SET TASK
Copy each line that contains the string "name".

MATERIAL FOR THIS TASK
* * *

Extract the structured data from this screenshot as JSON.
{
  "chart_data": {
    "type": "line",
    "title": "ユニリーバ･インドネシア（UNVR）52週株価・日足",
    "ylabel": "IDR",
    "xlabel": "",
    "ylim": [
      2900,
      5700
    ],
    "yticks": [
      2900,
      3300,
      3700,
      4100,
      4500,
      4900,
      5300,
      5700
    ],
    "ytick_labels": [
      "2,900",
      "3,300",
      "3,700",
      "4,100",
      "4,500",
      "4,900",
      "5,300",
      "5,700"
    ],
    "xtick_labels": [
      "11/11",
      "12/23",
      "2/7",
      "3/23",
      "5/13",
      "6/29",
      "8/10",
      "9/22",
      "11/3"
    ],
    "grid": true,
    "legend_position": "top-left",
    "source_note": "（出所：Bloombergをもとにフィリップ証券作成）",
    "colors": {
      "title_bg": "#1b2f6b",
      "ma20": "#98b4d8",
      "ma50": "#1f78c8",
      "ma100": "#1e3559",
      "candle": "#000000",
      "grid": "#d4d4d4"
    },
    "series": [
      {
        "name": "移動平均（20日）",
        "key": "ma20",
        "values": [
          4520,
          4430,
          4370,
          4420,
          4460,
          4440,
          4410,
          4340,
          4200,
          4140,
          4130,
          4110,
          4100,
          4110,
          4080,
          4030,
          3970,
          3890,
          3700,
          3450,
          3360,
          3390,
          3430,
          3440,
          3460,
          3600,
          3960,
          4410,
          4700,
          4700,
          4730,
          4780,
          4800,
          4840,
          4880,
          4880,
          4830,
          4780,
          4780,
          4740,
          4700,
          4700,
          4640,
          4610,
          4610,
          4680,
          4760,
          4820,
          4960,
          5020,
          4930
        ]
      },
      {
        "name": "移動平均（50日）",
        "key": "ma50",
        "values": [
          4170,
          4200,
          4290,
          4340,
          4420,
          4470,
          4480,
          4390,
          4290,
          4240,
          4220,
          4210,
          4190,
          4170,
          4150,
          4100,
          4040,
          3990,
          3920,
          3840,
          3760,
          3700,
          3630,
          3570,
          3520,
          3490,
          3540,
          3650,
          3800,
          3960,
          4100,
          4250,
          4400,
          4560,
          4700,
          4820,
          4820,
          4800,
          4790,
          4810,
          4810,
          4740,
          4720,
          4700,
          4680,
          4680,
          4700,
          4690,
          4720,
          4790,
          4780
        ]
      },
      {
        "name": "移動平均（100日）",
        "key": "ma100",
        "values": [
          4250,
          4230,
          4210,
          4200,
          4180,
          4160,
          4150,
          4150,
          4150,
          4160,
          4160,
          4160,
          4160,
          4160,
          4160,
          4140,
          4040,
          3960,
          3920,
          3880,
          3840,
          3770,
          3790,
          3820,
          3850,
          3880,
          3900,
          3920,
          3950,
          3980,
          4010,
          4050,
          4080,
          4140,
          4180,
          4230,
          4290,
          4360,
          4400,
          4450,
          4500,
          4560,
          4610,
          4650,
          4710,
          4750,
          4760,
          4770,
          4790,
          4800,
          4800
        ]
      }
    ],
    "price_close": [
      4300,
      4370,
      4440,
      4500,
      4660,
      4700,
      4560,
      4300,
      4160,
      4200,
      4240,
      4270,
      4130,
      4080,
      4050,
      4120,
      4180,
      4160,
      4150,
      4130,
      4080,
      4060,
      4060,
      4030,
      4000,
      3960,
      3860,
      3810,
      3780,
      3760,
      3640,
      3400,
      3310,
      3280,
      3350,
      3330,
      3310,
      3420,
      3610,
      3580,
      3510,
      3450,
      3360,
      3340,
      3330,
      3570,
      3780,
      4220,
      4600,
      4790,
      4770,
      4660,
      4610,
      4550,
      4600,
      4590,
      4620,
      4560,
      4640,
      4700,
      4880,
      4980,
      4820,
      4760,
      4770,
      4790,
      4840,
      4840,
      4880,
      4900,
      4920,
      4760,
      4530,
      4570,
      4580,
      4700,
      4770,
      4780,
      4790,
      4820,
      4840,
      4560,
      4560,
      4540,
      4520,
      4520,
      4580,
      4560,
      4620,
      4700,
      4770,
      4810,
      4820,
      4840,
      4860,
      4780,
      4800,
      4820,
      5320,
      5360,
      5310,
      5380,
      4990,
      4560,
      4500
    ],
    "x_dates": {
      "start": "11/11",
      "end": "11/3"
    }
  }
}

* * *

ANSWER TO THIS EXERCISE
        "name": "移動平均（20日）",
        "name": "移動平均（50日）",
        "name": "移動平均（100日）",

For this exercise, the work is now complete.